- Working data:
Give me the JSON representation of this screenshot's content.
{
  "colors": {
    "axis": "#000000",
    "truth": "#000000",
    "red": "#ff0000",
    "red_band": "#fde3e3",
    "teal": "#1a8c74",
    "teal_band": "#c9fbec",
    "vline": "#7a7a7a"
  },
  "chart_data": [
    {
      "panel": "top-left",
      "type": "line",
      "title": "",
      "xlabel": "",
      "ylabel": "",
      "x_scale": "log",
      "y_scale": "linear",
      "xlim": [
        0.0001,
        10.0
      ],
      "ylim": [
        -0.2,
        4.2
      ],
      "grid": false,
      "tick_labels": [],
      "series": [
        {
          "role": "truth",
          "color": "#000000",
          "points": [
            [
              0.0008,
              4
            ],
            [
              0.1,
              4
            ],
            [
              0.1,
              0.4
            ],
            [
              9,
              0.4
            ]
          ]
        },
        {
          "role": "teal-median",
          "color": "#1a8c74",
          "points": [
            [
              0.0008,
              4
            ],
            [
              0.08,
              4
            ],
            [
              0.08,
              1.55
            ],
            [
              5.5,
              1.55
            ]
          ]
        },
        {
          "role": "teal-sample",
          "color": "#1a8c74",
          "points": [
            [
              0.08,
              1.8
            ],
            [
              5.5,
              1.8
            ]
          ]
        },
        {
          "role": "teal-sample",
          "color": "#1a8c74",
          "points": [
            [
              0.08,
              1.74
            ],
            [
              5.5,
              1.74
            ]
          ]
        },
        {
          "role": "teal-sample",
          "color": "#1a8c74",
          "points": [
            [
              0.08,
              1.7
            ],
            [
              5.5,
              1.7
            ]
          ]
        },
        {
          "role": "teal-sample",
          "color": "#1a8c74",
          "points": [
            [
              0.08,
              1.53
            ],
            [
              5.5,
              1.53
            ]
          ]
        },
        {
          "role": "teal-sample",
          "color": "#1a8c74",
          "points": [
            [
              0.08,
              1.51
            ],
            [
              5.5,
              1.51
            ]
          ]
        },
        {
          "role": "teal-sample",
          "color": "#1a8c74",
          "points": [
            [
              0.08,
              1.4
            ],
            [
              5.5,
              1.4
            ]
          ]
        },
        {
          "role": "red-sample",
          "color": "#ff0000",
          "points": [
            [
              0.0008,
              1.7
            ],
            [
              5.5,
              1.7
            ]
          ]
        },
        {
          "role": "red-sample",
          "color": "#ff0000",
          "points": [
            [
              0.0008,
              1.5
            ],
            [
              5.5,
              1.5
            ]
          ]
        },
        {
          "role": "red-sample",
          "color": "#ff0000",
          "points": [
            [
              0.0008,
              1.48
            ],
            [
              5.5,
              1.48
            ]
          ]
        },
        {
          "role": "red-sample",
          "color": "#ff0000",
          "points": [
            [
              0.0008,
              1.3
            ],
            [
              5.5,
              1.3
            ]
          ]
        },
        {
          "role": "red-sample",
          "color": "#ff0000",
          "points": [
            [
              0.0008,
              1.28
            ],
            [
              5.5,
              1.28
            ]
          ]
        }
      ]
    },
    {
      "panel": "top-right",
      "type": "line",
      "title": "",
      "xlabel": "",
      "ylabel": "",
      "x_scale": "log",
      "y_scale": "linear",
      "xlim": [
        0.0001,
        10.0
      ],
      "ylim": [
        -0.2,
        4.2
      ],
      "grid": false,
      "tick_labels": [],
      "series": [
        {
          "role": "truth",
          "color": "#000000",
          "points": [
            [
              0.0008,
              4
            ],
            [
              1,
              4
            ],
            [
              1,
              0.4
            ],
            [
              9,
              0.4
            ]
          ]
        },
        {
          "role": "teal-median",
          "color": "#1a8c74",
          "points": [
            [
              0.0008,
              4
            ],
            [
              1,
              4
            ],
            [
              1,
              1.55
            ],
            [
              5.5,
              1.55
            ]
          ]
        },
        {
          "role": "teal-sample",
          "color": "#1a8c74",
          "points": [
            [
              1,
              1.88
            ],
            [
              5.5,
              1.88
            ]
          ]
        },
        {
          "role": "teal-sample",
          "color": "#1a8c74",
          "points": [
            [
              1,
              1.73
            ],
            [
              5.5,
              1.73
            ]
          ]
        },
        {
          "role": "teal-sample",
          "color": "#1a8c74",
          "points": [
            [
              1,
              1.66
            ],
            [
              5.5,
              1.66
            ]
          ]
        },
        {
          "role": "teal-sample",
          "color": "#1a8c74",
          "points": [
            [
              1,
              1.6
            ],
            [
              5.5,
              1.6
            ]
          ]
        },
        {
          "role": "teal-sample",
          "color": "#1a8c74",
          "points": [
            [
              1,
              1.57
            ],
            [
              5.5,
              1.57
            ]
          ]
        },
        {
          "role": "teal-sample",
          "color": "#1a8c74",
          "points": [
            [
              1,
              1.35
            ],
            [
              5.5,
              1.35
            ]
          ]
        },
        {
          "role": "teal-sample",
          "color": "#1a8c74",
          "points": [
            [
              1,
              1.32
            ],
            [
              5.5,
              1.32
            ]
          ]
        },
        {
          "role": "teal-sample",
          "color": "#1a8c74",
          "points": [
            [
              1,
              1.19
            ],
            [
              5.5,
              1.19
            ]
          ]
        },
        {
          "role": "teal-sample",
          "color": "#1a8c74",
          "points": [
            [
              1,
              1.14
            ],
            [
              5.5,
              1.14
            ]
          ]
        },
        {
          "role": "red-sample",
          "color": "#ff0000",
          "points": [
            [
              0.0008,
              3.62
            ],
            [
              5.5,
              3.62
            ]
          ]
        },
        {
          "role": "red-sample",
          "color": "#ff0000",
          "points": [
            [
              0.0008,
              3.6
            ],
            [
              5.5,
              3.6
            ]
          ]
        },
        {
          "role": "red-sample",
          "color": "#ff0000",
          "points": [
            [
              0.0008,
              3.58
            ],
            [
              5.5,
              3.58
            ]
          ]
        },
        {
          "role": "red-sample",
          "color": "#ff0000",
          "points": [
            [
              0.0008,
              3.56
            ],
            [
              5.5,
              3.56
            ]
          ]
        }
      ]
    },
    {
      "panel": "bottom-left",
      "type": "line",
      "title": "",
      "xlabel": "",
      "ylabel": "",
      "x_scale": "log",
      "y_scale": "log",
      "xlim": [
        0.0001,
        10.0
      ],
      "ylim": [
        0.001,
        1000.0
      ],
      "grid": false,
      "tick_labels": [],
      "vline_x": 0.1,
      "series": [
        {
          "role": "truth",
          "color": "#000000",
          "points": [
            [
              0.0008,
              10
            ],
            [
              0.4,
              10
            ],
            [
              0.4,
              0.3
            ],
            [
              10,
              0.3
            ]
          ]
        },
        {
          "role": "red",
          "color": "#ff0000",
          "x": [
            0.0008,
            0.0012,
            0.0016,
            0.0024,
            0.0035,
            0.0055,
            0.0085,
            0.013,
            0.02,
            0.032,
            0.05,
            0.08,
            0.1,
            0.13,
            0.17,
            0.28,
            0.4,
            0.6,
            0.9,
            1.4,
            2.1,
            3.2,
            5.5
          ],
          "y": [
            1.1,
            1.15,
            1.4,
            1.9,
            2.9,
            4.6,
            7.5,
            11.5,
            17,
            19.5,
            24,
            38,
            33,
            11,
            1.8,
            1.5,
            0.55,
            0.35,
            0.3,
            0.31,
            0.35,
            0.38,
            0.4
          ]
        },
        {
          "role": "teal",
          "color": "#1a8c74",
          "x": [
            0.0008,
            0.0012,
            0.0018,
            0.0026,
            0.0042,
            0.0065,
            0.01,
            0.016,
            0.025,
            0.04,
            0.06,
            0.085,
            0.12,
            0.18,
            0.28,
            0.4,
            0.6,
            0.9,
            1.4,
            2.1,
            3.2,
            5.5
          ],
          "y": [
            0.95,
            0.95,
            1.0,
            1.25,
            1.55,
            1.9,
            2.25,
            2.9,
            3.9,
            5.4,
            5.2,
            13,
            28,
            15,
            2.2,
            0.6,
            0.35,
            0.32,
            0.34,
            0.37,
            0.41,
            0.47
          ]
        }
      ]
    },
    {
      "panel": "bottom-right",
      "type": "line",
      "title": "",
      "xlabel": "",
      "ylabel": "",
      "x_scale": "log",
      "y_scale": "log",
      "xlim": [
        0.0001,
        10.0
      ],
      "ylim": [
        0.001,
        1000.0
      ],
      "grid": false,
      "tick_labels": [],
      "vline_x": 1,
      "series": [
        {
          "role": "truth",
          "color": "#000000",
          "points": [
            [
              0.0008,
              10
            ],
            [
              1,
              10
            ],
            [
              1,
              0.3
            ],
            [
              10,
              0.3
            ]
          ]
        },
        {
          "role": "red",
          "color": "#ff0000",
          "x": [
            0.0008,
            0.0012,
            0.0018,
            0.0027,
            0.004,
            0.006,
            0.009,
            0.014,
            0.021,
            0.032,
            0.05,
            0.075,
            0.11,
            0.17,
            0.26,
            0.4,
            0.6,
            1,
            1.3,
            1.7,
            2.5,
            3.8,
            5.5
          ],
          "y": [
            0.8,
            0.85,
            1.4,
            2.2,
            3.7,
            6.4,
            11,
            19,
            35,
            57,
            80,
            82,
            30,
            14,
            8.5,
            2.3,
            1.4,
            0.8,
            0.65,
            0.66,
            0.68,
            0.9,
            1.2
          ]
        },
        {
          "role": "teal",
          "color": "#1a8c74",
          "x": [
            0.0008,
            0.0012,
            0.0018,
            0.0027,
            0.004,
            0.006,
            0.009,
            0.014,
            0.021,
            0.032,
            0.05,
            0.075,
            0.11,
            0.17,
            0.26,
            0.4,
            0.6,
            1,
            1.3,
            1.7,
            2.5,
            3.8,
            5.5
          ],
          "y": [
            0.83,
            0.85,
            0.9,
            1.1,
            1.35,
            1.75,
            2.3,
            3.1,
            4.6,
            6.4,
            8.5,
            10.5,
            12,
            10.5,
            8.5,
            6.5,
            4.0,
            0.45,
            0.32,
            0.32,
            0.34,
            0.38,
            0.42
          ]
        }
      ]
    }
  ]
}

- Written request:
From the data above, copy each line that has the string "bottom".

- Reply:
      "panel": "bottom-left",
      "panel": "bottom-right",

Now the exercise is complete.